**EXERCISE PROMPT**
Below is a listing. Gather each line of it that contains "salinity".

**EXCERPTED RECORDS**

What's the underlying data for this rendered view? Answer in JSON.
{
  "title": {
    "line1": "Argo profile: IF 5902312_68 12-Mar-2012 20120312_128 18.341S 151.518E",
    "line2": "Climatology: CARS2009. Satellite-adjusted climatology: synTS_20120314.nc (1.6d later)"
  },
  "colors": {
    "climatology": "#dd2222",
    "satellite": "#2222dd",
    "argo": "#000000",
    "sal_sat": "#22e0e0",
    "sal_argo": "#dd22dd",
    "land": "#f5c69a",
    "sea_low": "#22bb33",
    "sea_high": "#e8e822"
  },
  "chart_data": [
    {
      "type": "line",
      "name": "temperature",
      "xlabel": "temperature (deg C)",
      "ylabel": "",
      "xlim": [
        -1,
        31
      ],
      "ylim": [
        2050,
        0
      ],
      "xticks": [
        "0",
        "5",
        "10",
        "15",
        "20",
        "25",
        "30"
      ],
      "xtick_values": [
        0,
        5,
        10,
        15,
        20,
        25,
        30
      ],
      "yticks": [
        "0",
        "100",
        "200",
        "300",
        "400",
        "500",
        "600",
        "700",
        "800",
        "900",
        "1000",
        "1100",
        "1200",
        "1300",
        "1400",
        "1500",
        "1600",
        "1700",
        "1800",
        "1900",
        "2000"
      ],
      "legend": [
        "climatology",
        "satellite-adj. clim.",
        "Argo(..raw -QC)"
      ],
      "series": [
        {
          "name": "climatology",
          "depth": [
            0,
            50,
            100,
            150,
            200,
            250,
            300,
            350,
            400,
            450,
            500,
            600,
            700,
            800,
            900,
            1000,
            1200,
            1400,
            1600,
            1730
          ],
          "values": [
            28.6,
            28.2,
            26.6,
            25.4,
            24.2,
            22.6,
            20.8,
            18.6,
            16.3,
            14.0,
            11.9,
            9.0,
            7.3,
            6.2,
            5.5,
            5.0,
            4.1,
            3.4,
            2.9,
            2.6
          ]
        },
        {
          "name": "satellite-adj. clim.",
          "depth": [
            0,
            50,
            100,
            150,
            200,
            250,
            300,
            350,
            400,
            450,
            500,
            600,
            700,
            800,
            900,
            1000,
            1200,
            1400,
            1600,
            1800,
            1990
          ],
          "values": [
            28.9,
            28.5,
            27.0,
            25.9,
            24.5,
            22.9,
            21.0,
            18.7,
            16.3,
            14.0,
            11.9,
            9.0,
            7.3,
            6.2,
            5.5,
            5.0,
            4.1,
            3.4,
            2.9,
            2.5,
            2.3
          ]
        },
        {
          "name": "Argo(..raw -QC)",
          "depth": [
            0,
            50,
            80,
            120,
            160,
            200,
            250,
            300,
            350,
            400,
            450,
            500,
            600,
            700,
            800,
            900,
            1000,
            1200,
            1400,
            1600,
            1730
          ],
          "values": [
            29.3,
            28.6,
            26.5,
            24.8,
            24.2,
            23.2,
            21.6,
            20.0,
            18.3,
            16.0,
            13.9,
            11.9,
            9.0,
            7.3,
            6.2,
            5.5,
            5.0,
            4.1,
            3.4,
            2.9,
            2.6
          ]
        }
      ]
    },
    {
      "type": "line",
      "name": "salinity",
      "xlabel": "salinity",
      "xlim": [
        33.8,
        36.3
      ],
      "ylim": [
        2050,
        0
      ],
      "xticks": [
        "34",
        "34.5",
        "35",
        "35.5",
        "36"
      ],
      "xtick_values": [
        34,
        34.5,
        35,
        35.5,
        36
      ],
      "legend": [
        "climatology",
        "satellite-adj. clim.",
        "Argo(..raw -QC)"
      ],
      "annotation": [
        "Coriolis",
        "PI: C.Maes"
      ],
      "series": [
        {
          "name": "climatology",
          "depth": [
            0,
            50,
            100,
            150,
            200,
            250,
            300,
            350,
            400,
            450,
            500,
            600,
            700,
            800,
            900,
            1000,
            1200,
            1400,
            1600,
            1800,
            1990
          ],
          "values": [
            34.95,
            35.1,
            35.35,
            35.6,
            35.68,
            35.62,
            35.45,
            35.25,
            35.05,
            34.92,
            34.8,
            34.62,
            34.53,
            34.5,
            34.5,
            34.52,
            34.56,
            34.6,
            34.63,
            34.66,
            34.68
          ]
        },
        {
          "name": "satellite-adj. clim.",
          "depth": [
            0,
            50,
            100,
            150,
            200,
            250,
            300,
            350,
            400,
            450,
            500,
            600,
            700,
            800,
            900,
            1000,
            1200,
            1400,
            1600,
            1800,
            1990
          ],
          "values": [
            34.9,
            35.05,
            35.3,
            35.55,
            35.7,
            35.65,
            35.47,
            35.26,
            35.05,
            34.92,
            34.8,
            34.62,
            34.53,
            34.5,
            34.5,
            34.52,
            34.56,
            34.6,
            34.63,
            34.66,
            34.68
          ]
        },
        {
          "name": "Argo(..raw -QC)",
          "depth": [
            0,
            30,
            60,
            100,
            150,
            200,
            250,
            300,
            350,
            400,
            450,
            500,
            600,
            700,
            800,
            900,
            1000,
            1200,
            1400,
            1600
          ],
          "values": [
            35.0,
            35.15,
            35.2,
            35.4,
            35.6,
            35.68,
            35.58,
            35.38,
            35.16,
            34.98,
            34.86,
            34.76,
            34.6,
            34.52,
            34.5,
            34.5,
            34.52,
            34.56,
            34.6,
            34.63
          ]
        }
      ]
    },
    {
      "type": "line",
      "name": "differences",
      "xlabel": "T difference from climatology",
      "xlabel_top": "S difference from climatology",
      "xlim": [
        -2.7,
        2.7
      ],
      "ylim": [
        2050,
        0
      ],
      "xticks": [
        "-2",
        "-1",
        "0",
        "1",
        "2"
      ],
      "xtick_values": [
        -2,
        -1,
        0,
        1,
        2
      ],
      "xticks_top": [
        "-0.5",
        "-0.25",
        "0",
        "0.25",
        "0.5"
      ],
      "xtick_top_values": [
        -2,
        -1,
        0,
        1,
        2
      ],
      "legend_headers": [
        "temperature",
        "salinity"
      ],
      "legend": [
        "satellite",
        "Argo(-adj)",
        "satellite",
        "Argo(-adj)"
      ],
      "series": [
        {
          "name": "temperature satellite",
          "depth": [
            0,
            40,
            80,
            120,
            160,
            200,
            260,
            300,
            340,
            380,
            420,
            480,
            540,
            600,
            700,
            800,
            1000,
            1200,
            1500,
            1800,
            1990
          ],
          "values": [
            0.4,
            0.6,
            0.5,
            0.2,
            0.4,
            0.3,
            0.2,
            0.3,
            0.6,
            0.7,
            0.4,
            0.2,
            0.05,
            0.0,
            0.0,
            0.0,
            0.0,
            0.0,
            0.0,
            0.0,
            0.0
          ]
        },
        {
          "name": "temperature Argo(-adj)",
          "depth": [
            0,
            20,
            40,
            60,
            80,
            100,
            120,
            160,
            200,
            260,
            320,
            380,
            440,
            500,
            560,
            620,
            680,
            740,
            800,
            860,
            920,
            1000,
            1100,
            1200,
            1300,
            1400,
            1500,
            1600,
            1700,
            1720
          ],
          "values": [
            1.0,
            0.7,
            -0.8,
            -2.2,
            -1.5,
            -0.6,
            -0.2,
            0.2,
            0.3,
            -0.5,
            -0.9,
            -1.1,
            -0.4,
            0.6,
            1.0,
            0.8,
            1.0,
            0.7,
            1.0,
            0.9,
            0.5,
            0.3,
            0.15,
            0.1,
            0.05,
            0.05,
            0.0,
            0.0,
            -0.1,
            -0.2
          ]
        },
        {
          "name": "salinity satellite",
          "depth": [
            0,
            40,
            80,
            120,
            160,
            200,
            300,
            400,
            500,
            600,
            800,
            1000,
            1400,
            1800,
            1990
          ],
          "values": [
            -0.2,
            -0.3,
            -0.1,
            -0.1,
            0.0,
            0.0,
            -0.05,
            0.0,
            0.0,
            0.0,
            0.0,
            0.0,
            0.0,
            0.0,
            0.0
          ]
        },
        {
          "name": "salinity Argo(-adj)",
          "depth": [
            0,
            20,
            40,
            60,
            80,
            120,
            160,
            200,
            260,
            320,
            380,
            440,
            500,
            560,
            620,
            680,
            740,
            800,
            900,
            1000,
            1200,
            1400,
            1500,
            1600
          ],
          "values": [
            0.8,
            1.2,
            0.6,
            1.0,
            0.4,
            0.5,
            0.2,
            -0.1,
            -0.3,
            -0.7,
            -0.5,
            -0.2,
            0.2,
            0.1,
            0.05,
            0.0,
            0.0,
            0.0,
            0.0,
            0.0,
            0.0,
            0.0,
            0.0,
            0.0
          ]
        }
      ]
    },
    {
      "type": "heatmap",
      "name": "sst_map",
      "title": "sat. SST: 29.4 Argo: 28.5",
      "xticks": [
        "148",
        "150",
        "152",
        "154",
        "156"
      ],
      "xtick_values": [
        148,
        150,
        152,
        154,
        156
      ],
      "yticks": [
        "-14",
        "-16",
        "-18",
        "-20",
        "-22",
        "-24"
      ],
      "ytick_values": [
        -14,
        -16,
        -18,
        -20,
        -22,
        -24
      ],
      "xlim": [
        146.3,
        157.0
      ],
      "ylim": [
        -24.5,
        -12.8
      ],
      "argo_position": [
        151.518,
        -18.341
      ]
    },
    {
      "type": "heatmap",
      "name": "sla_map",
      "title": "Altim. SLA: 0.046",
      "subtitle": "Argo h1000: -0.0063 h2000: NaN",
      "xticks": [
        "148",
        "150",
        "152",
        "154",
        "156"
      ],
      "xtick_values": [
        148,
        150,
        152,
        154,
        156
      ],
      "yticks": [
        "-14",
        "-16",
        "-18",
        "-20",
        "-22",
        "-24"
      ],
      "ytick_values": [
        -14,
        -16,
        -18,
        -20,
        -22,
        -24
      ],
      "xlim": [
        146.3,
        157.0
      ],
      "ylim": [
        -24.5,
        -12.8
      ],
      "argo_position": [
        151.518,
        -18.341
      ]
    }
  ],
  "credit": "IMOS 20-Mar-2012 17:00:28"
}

**ANSWER FOR THE TASK**
      "name": "salinity",
      "xlabel": "salinity",
        "salinity"
          "name": "salinity satellite",
          "name": "salinity Argo(-adj)",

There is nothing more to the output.